* _Your instructions_: Each line of the material below that holds the word "변화동기를" needs to be copied.

[Begin Dataset excerpts]

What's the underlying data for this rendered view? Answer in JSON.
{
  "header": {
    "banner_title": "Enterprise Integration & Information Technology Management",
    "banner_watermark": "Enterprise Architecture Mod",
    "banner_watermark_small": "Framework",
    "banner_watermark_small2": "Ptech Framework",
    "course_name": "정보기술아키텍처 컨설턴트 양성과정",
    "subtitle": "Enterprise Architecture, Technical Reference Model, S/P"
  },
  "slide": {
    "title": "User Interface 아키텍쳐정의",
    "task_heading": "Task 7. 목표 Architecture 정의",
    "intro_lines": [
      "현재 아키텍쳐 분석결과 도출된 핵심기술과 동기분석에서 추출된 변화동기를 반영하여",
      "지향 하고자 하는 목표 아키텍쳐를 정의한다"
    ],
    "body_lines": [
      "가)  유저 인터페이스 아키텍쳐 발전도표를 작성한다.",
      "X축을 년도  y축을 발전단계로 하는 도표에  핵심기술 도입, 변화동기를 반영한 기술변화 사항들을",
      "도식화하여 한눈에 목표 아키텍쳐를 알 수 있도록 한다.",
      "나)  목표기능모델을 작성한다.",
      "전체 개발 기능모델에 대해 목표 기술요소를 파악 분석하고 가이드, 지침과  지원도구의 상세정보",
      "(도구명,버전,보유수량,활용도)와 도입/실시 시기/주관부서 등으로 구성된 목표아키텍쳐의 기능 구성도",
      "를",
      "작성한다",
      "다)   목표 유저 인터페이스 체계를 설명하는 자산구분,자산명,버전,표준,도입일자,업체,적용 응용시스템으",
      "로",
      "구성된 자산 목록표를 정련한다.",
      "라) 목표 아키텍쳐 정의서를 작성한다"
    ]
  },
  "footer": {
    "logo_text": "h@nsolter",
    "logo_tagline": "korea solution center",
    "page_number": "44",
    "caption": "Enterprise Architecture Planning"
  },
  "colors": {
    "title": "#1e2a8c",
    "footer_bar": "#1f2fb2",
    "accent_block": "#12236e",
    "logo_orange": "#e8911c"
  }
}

[End Dataset excerpts]

* _Response to this task_:
      "현재 아키텍쳐 분석결과 도출된 핵심기술과 동기분석에서 추출된 변화동기를 반영하여",
      "X축을 년도  y축을 발전단계로 하는 도표에  핵심기술 도입, 변화동기를 반영한 기술변화 사항들을",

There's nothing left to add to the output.